'''

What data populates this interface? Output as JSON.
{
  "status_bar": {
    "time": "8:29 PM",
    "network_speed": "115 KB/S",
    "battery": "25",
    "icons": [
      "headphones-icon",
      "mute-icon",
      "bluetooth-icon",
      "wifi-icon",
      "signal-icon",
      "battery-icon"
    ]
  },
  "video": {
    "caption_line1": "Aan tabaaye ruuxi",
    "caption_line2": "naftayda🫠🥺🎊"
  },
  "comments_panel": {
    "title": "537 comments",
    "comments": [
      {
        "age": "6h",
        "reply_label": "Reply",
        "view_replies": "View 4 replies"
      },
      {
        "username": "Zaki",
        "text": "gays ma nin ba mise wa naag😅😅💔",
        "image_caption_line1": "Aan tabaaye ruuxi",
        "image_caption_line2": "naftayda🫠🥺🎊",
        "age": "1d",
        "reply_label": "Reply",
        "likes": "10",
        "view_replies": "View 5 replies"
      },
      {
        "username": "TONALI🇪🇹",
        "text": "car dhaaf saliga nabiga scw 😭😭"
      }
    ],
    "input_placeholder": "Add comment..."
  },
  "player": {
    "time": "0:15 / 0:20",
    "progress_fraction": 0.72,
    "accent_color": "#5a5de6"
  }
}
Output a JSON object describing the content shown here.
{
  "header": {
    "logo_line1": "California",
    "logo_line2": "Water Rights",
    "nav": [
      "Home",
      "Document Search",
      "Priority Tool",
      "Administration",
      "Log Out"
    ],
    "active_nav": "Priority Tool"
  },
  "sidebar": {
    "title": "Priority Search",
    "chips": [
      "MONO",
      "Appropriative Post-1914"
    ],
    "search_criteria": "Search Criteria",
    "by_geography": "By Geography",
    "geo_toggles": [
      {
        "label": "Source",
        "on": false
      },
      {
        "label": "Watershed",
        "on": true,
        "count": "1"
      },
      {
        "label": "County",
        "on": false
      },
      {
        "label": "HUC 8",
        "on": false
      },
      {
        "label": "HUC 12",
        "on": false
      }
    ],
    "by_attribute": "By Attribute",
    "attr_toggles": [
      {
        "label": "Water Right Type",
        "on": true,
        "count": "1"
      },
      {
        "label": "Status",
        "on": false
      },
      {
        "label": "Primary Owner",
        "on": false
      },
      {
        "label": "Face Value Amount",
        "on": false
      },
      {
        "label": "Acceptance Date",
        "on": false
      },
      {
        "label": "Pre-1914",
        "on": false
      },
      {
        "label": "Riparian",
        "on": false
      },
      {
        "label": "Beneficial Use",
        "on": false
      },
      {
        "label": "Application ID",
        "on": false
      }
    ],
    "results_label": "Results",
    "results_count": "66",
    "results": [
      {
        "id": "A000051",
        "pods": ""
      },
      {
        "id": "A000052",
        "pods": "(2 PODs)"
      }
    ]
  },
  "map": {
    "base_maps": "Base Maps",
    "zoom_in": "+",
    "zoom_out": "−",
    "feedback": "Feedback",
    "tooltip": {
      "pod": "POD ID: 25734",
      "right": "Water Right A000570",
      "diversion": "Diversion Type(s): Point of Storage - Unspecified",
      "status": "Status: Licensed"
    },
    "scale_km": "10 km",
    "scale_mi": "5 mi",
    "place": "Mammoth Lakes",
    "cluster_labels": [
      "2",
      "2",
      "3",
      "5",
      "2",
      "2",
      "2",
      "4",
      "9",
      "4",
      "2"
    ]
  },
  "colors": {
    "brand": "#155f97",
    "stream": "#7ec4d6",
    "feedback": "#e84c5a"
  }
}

'''

WHAT THIS TASK INVOLVES: Repeat the records above exactly.

RIGHT ANSWER:
What data populates this interface? Output as JSON.
{
  "status_bar": {
    "time": "8:29 PM",
    "network_speed": "115 KB/S",
    "battery": "25",
    "icons": [
      "headphones-icon",
      "mute-icon",
      "bluetooth-icon",
      "wifi-icon",
      "signal-icon",
      "battery-icon"
    ]
  },
  "video": {
    "caption_line1": "Aan tabaaye ruuxi",
    "caption_line2": "naftayda🫠🥺🎊"
  },
  "comments_panel": {
    "title": "537 comments",
    "comments": [
      {
        "age": "6h",
        "reply_label": "Reply",
        "view_replies": "View 4 replies"
      },
      {
        "username": "Zaki",
        "text": "gays ma nin ba mise wa naag😅😅💔",
        "image_caption_line1": "Aan tabaaye ruuxi",
        "image_caption_line2": "naftayda🫠🥺🎊",
        "age": "1d",
        "reply_label": "Reply",
        "likes": "10",
        "view_replies": "View 5 replies"
      },
      {
        "username": "TONALI🇪🇹",
        "text": "car dhaaf saliga nabiga scw 😭😭"
      }
    ],
    "input_placeholder": "Add comment..."
  },
  "player": {
    "time": "0:15 / 0:20",
    "progress_fraction": 0.72,
    "accent_color": "#5a5de6"
  }
}
Output a JSON object describing the content shown here.
{
  "header": {
    "logo_line1": "California",
    "logo_line2": "Water Rights",
    "nav": [
      "Home",
      "Document Search",
      "Priority Tool",
      "Administration",
      "Log Out"
    ],
    "active_nav": "Priority Tool"
  },
  "sidebar": {
    "title": "Priority Search",
    "chips": [
      "MONO",
      "Appropriative Post-1914"
    ],
    "search_criteria": "Search Criteria",
    "by_geography": "By Geography",
    "geo_toggles": [
      {
        "label": "Source",
        "on": false
      },
      {
        "label": "Watershed",
        "on": true,
        "count": "1"
      },
      {
        "label": "County",
        "on": false
      },
      {
        "label": "HUC 8",
        "on": false
      },
      {
        "label": "HUC 12",
        "on": false
      }
    ],
    "by_attribute": "By Attribute",
    "attr_toggles": [
      {
        "label": "Water Right Type",
        "on": true,
        "count": "1"
      },
      {
        "label": "Status",
        "on": false
      },
      {
        "label": "Primary Owner",
        "on": false
      },
      {
        "label": "Face Value Amount",
        "on": false
      },
      {
        "label": "Acceptance Date",
        "on": false
      },
      {
        "label": "Pre-1914",
        "on": false
      },
      {
        "label": "Riparian",
        "on": false
      },
      {
        "label": "Beneficial Use",
        "on": false
      },
      {
        "label": "Application ID",
        "on": false
      }
    ],
    "results_label": "Results",
    "results_count": "66",
    "results": [
      {
        "id": "A000051",
        "pods": ""
      },
      {
        "id": "A000052",
        "pods": "(2 PODs)"
      }
    ]
  },
  "map": {
    "base_maps": "Base Maps",
    "zoom_in": "+",
    "zoom_out": "−",
    "feedback": "Feedback",
    "tooltip": {
      "pod": "POD ID: 25734",
      "right": "Water Right A000570",
      "diversion": "Diversion Type(s): Point of Storage - Unspecified",
      "status": "Status: Licensed"
    },
    "scale_km": "10 km",
    "scale_mi": "5 mi",
    "place": "Mammoth Lakes",
    "cluster_labels": [
      "2",
      "2",
      "3",
      "5",
      "2",
      "2",
      "2",
      "4",
      "9",
      "4",
      "2"
    ]
  },
  "colors": {
    "brand": "#155f97",
    "stream": "#7ec4d6",
    "feedback": "#e84c5a"
  }
}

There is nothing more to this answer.